§ **YOUR INSTRUCTIONS**
Extract every line that includes the string "color".

§ **DATA FOR THIS EXERCISE**
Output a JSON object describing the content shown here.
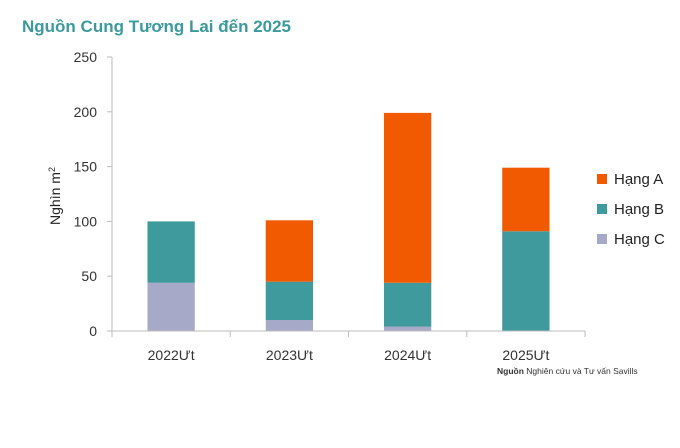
{
  "chart_data": {
    "type": "bar",
    "stacked": true,
    "title": "Nguồn Cung Tương Lai đến 2025",
    "ylabel": "Nghìn m",
    "ylabel_superscript": "2",
    "xlabel": "",
    "categories": [
      "2022Ưt",
      "2023Ưt",
      "2024Ưt",
      "2025Ưt"
    ],
    "ylim": [
      0,
      250
    ],
    "yticks": [
      0,
      50,
      100,
      150,
      200,
      250
    ],
    "series": [
      {
        "name": "Hạng C",
        "color": "#a7a9c8",
        "values": [
          44,
          10,
          4,
          0
        ]
      },
      {
        "name": "Hạng B",
        "color": "#3f9a9d",
        "values": [
          56,
          35,
          40,
          91
        ]
      },
      {
        "name": "Hạng A",
        "color": "#f25a00",
        "values": [
          0,
          56,
          155,
          58
        ]
      }
    ],
    "legend": {
      "position": "right",
      "order": [
        "Hạng A",
        "Hạng B",
        "Hạng C"
      ]
    },
    "grid": false
  },
  "source": {
    "label": "Nguồn",
    "text": "Nghiên cứu và Tư vấn Savills"
  }
}
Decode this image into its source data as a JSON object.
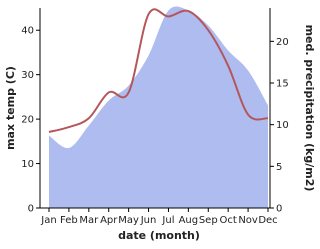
{
  "chart_data": {
    "type": "line-area",
    "x_label": "date (month)",
    "y_label": "max temp (C)",
    "y2_label": "med. precipitation (kg/m2)",
    "categories": [
      "Jan",
      "Feb",
      "Mar",
      "Apr",
      "May",
      "Jun",
      "Jul",
      "Aug",
      "Sep",
      "Oct",
      "Nov",
      "Dec"
    ],
    "ylim": [
      0,
      45
    ],
    "yticks": [
      0,
      10,
      20,
      30,
      40
    ],
    "y2lim": [
      0,
      24
    ],
    "y2ticks": [
      0,
      5,
      10,
      15,
      20
    ],
    "series": [
      {
        "name": "max temp",
        "type": "line",
        "color": "#b5575a",
        "values": [
          17.1,
          18.2,
          20.2,
          26,
          26,
          43.6,
          43.1,
          44.3,
          40,
          32,
          21,
          20.2
        ]
      },
      {
        "name": "med. precipitation",
        "type": "area",
        "axis": "y2",
        "color": "#aebcf0",
        "values": [
          8.7,
          7.2,
          9.9,
          12.9,
          14.7,
          18.3,
          23.7,
          23.7,
          21.9,
          18.9,
          16.5,
          12.3
        ]
      }
    ]
  }
}
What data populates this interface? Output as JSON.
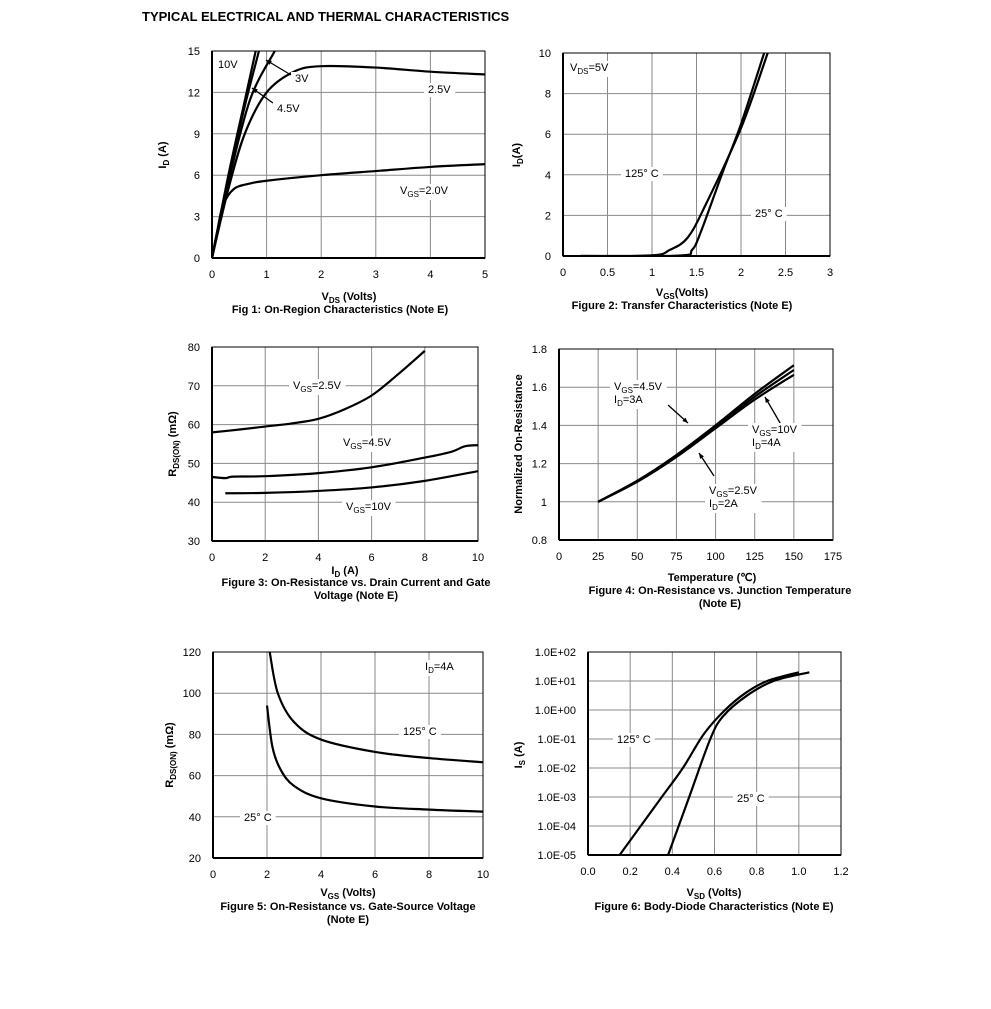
{
  "page_title": "TYPICAL ELECTRICAL AND THERMAL CHARACTERISTICS",
  "chart_data": [
    {
      "type": "line",
      "title": "Fig 1: On-Region Characteristics (Note E)",
      "xlabel": "V{DS} (Volts)",
      "ylabel": "I{D} (A)",
      "xlim": [
        0,
        5
      ],
      "ylim": [
        0,
        15
      ],
      "yscale": "linear",
      "grid": true,
      "xticks": [
        0,
        1,
        2,
        3,
        4,
        5
      ],
      "xtick_labels": [
        "0",
        "1",
        "2",
        "3",
        "4",
        "5"
      ],
      "yticks": [
        0,
        3,
        6,
        9,
        12,
        15
      ],
      "ytick_labels": [
        "0",
        "3",
        "6",
        "9",
        "12",
        "15"
      ],
      "series": [
        {
          "name": "10V",
          "points": [
            [
              0,
              0
            ],
            [
              0.3,
              6
            ],
            [
              0.6,
              11.4
            ],
            [
              0.8,
              15
            ]
          ]
        },
        {
          "name": "4.5V",
          "points": [
            [
              0,
              0
            ],
            [
              0.3,
              5.8
            ],
            [
              0.6,
              11
            ],
            [
              0.86,
              15
            ]
          ]
        },
        {
          "name": "3V",
          "points": [
            [
              0,
              0
            ],
            [
              0.3,
              5.5
            ],
            [
              0.7,
              11.5
            ],
            [
              1.15,
              15
            ]
          ]
        },
        {
          "name": "2.5V",
          "points": [
            [
              0,
              0
            ],
            [
              0.3,
              5
            ],
            [
              0.6,
              9
            ],
            [
              1,
              12
            ],
            [
              1.5,
              13.5
            ],
            [
              2,
              13.9
            ],
            [
              3,
              13.8
            ],
            [
              4,
              13.5
            ],
            [
              5,
              13.3
            ]
          ]
        },
        {
          "name": "VGS=2.0V",
          "points": [
            [
              0,
              0
            ],
            [
              0.1,
              2
            ],
            [
              0.2,
              3.8
            ],
            [
              0.4,
              5
            ],
            [
              0.7,
              5.4
            ],
            [
              1,
              5.6
            ],
            [
              2,
              6
            ],
            [
              3,
              6.3
            ],
            [
              4,
              6.6
            ],
            [
              5,
              6.8
            ]
          ]
        }
      ],
      "annotations": [
        "10V",
        "3V",
        "4.5V",
        "2.5V",
        "V{GS}=2.0V"
      ]
    },
    {
      "type": "line",
      "title": "Figure 2: Transfer Characteristics (Note E)",
      "xlabel": "V{GS}(Volts)",
      "ylabel": "I{D}(A)",
      "xlim": [
        0,
        3
      ],
      "ylim": [
        0,
        10
      ],
      "yscale": "linear",
      "grid": true,
      "xticks": [
        0,
        0.5,
        1,
        1.5,
        2,
        2.5,
        3
      ],
      "xtick_labels": [
        "0",
        "0.5",
        "1",
        "1.5",
        "2",
        "2.5",
        "3"
      ],
      "yticks": [
        0,
        2,
        4,
        6,
        8,
        10
      ],
      "ytick_labels": [
        "0",
        "2",
        "4",
        "6",
        "8",
        "10"
      ],
      "series": [
        {
          "name": "125° C",
          "points": [
            [
              0.2,
              0
            ],
            [
              1,
              0.03
            ],
            [
              1.2,
              0.3
            ],
            [
              1.4,
              0.9
            ],
            [
              1.6,
              2.5
            ],
            [
              2,
              6.3
            ],
            [
              2.3,
              10
            ]
          ]
        },
        {
          "name": "25° C",
          "points": [
            [
              0.2,
              0
            ],
            [
              1.3,
              0.02
            ],
            [
              1.45,
              0.3
            ],
            [
              1.55,
              1.2
            ],
            [
              1.8,
              4.2
            ],
            [
              2,
              6.5
            ],
            [
              2.26,
              10
            ]
          ]
        }
      ],
      "annotations": [
        "V{DS}=5V",
        "125° C",
        "25° C"
      ]
    },
    {
      "type": "line",
      "title": "Figure 3: On-Resistance vs. Drain Current and Gate\nVoltage (Note E)",
      "xlabel": "I{D} (A)",
      "ylabel": "R{DS(ON)} (mΩ)",
      "xlim": [
        0,
        10
      ],
      "ylim": [
        30,
        80
      ],
      "yscale": "linear",
      "grid": true,
      "xticks": [
        0,
        2,
        4,
        6,
        8,
        10
      ],
      "xtick_labels": [
        "0",
        "2",
        "4",
        "6",
        "8",
        "10"
      ],
      "yticks": [
        30,
        40,
        50,
        60,
        70,
        80
      ],
      "ytick_labels": [
        "30",
        "40",
        "50",
        "60",
        "70",
        "80"
      ],
      "series": [
        {
          "name": "VGS=2.5V",
          "points": [
            [
              0,
              58
            ],
            [
              1,
              58.7
            ],
            [
              2,
              59.5
            ],
            [
              3,
              60.3
            ],
            [
              4,
              61.5
            ],
            [
              5,
              64
            ],
            [
              6,
              67.5
            ],
            [
              7,
              73
            ],
            [
              8,
              79
            ]
          ]
        },
        {
          "name": "VGS=4.5V",
          "points": [
            [
              0,
              46.5
            ],
            [
              0.5,
              46.2
            ],
            [
              0.8,
              46.6
            ],
            [
              2,
              46.7
            ],
            [
              4,
              47.5
            ],
            [
              6,
              49
            ],
            [
              8,
              51.5
            ],
            [
              9,
              53
            ],
            [
              9.5,
              54.4
            ],
            [
              10,
              54.7
            ]
          ]
        },
        {
          "name": "VGS=10V",
          "points": [
            [
              0.5,
              42.3
            ],
            [
              2,
              42.4
            ],
            [
              4,
              42.9
            ],
            [
              6,
              43.8
            ],
            [
              8,
              45.5
            ],
            [
              10,
              48
            ]
          ]
        }
      ],
      "annotations": [
        "V{GS}=2.5V",
        "V{GS}=4.5V",
        "V{GS}=10V"
      ]
    },
    {
      "type": "line",
      "title": "Figure 4: On-Resistance vs. Junction Temperature\n(Note E)",
      "xlabel": "Temperature (℃)",
      "ylabel": "Normalized On-Resistance",
      "xlim": [
        0,
        175
      ],
      "ylim": [
        0.8,
        1.8
      ],
      "yscale": "linear",
      "grid": true,
      "xticks": [
        0,
        25,
        50,
        75,
        100,
        125,
        150,
        175
      ],
      "xtick_labels": [
        "0",
        "25",
        "50",
        "75",
        "100",
        "125",
        "150",
        "175"
      ],
      "yticks": [
        0.8,
        1,
        1.2,
        1.4,
        1.6,
        1.8
      ],
      "ytick_labels": [
        "0.8",
        "1",
        "1.2",
        "1.4",
        "1.6",
        "1.8"
      ],
      "series": [
        {
          "name": "VGS=4.5V, ID=3A",
          "points": [
            [
              25,
              1
            ],
            [
              50,
              1.11
            ],
            [
              75,
              1.245
            ],
            [
              100,
              1.4
            ],
            [
              125,
              1.565
            ],
            [
              150,
              1.715
            ]
          ]
        },
        {
          "name": "VGS=10V, ID=4A",
          "points": [
            [
              25,
              1
            ],
            [
              50,
              1.11
            ],
            [
              75,
              1.24
            ],
            [
              100,
              1.39
            ],
            [
              125,
              1.55
            ],
            [
              150,
              1.69
            ]
          ]
        },
        {
          "name": "VGS=2.5V, ID=2A",
          "points": [
            [
              25,
              1
            ],
            [
              50,
              1.105
            ],
            [
              75,
              1.235
            ],
            [
              100,
              1.385
            ],
            [
              125,
              1.535
            ],
            [
              150,
              1.665
            ]
          ]
        }
      ],
      "annotations": [
        "V{GS}=4.5V\nI{D}=3A",
        "V{GS}=10V\nI{D}=4A",
        "V{GS}=2.5V\nI{D}=2A"
      ]
    },
    {
      "type": "line",
      "title": "Figure 5: On-Resistance vs. Gate-Source Voltage\n(Note E)",
      "xlabel": "V{GS} (Volts)",
      "ylabel": "R{DS(ON)} (mΩ)",
      "xlim": [
        0,
        10
      ],
      "ylim": [
        20,
        120
      ],
      "yscale": "linear",
      "grid": true,
      "xticks": [
        0,
        2,
        4,
        6,
        8,
        10
      ],
      "xtick_labels": [
        "0",
        "2",
        "4",
        "6",
        "8",
        "10"
      ],
      "yticks": [
        20,
        40,
        60,
        80,
        100,
        120
      ],
      "ytick_labels": [
        "20",
        "40",
        "60",
        "80",
        "100",
        "120"
      ],
      "series": [
        {
          "name": "125° C",
          "points": [
            [
              2.1,
              120
            ],
            [
              2.4,
              100
            ],
            [
              3,
              86
            ],
            [
              4,
              77.5
            ],
            [
              6,
              71.5
            ],
            [
              8,
              68.5
            ],
            [
              10,
              66.5
            ]
          ]
        },
        {
          "name": "25° C",
          "points": [
            [
              2,
              94
            ],
            [
              2.2,
              74
            ],
            [
              2.5,
              63
            ],
            [
              3,
              55
            ],
            [
              4,
              49
            ],
            [
              6,
              45
            ],
            [
              8,
              43.5
            ],
            [
              10,
              42.5
            ]
          ]
        }
      ],
      "annotations": [
        "I{D}=4A",
        "125° C",
        "25° C"
      ]
    },
    {
      "type": "line",
      "title": "Figure 6: Body-Diode Characteristics (Note E)",
      "xlabel": "V{SD} (Volts)",
      "ylabel": "I{S} (A)",
      "xlim": [
        0,
        1.2
      ],
      "ylim": [
        1e-05,
        100
      ],
      "yscale": "log",
      "grid": true,
      "xticks": [
        0,
        0.2,
        0.4,
        0.6,
        0.8,
        1,
        1.2
      ],
      "xtick_labels": [
        "0.0",
        "0.2",
        "0.4",
        "0.6",
        "0.8",
        "1.0",
        "1.2"
      ],
      "yticks": [
        1e-05,
        0.0001,
        0.001,
        0.01,
        0.1,
        1,
        10,
        100
      ],
      "ytick_labels": [
        "1.0E-05",
        "1.0E-04",
        "1.0E-03",
        "1.0E-02",
        "1.0E-01",
        "1.0E+00",
        "1.0E+01",
        "1.0E+02"
      ],
      "series": [
        {
          "name": "125° C",
          "points": [
            [
              0.15,
              1e-05
            ],
            [
              0.25,
              0.0001
            ],
            [
              0.35,
              0.001
            ],
            [
              0.45,
              0.01
            ],
            [
              0.55,
              0.15
            ],
            [
              0.65,
              1
            ],
            [
              0.75,
              4
            ],
            [
              0.85,
              10
            ],
            [
              1.0,
              20
            ]
          ]
        },
        {
          "name": "25° C",
          "points": [
            [
              0.38,
              1e-05
            ],
            [
              0.48,
              0.001
            ],
            [
              0.58,
              0.1
            ],
            [
              0.64,
              0.6
            ],
            [
              0.75,
              3
            ],
            [
              0.88,
              10
            ],
            [
              1.05,
              20
            ]
          ]
        }
      ],
      "annotations": [
        "125° C",
        "25° C"
      ]
    }
  ]
}
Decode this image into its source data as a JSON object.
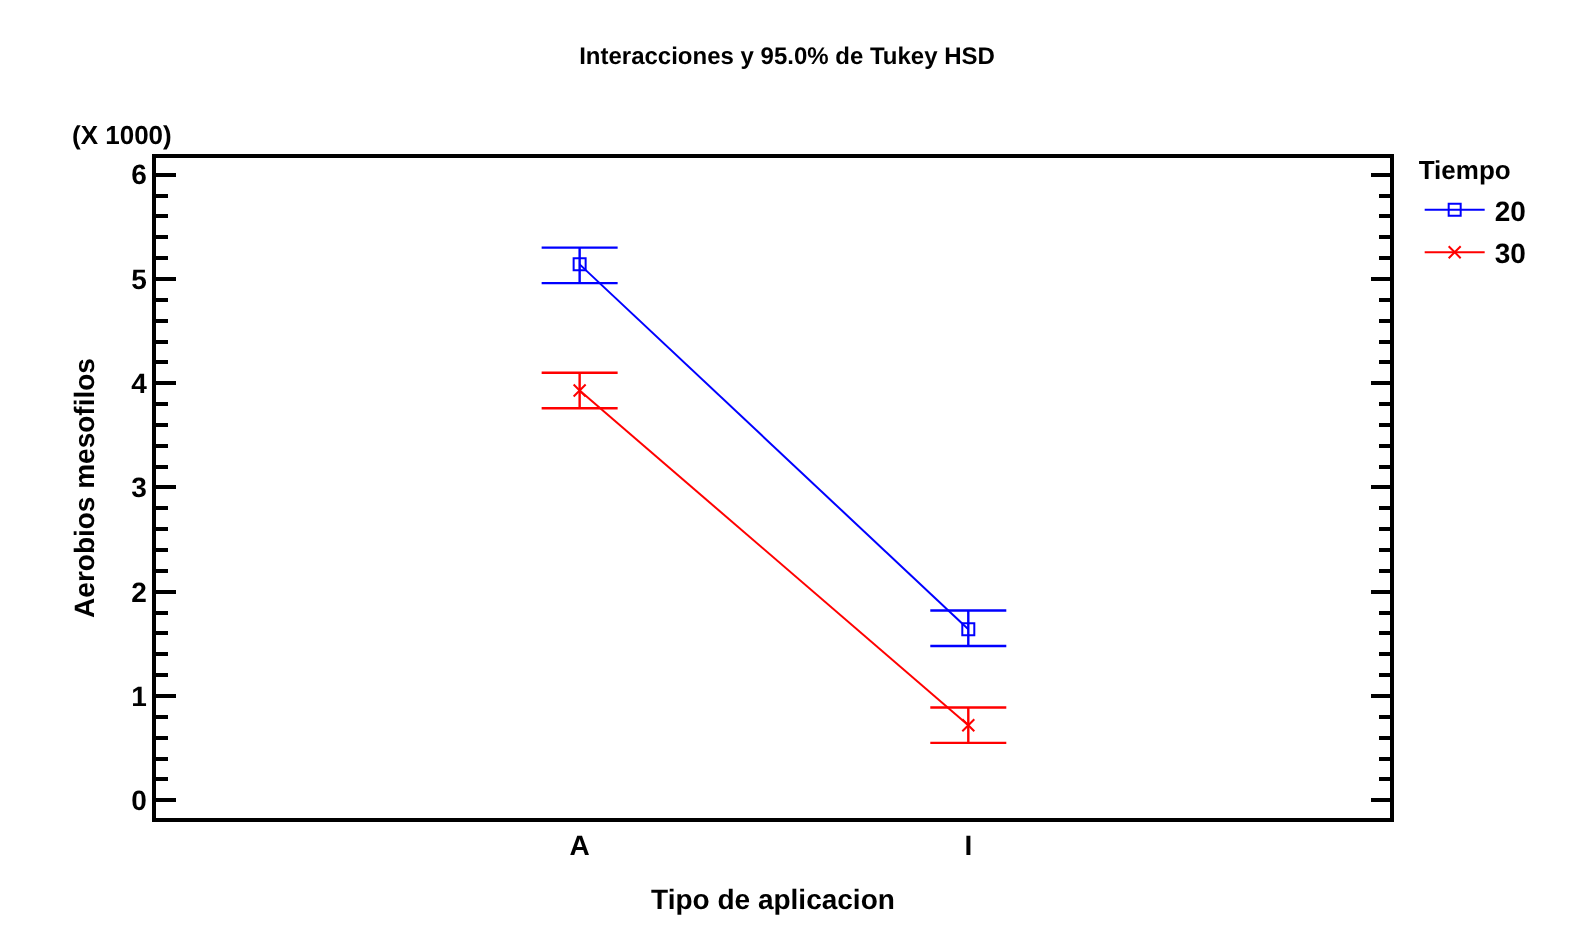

§ **RESULT OF THIS TASK**
        "color": "#a7a9c8",
        "color": "#3f9a9d",
        "color": "#f25a00",
        "color": "#b5575a",
        "color": "#aebcf0",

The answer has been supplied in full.